# [Brief]
Count how many lines of the records contain the string "label", and reply with that number alone.

# [Data shown]
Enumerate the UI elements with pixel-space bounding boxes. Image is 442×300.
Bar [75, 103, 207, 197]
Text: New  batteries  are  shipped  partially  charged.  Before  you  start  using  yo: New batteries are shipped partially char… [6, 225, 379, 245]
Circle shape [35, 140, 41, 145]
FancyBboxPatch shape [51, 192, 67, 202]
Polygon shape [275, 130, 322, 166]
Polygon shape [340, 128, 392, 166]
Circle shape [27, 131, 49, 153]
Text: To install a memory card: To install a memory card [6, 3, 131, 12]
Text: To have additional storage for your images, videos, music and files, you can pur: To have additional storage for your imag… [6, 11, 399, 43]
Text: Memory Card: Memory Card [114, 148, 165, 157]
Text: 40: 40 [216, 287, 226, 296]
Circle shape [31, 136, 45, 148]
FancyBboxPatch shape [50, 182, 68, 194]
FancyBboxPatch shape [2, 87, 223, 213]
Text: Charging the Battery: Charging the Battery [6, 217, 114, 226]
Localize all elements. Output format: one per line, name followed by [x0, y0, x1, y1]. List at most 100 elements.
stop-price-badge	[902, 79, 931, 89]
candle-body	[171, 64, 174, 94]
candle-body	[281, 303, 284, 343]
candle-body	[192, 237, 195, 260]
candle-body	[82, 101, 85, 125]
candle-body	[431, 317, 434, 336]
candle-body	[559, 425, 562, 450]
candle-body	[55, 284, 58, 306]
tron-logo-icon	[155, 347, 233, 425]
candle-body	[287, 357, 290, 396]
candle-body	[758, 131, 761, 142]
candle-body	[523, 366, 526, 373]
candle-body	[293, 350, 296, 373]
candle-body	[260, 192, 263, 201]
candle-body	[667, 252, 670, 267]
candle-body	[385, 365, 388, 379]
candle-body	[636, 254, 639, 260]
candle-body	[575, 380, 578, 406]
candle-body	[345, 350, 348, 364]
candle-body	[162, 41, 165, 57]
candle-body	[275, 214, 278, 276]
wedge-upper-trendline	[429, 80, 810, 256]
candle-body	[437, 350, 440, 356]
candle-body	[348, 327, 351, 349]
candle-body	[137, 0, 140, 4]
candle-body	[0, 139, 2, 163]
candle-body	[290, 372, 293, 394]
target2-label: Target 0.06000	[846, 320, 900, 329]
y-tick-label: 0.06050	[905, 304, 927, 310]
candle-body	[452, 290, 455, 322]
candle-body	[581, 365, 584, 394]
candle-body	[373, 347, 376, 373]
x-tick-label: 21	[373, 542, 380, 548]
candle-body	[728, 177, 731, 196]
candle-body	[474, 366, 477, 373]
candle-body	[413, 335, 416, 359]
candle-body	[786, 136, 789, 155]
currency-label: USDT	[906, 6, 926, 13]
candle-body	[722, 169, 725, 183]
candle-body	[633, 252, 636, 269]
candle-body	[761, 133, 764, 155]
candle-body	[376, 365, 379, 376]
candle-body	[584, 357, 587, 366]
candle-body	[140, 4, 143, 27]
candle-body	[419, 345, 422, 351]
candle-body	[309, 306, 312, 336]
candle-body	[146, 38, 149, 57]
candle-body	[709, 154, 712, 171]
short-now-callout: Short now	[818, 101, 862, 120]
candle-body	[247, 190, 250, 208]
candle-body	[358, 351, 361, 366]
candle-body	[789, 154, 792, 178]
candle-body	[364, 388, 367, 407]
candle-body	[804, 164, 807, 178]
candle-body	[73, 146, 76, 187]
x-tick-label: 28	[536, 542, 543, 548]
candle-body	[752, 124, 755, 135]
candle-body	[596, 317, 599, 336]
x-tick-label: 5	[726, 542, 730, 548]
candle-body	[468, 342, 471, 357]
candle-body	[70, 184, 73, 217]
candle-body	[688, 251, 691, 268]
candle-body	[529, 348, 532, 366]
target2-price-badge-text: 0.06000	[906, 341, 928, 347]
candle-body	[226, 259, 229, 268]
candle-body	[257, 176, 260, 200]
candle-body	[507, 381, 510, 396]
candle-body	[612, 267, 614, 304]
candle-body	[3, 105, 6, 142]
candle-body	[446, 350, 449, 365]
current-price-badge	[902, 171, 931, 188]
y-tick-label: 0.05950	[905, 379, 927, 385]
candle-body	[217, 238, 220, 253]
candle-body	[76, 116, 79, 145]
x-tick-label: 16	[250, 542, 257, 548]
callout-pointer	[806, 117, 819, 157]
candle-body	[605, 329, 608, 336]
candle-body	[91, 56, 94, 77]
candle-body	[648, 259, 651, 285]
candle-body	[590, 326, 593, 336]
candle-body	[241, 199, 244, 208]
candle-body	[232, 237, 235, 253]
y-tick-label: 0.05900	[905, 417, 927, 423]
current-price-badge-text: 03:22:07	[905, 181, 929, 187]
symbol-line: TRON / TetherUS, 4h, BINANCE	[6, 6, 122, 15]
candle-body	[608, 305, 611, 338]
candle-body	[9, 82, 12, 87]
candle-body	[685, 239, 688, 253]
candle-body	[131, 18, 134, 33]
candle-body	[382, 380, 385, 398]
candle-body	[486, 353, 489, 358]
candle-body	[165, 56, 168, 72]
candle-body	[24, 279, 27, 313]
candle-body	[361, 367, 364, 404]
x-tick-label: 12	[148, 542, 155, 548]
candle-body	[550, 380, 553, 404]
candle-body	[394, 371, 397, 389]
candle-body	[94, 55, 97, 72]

# [Answer to the task]
10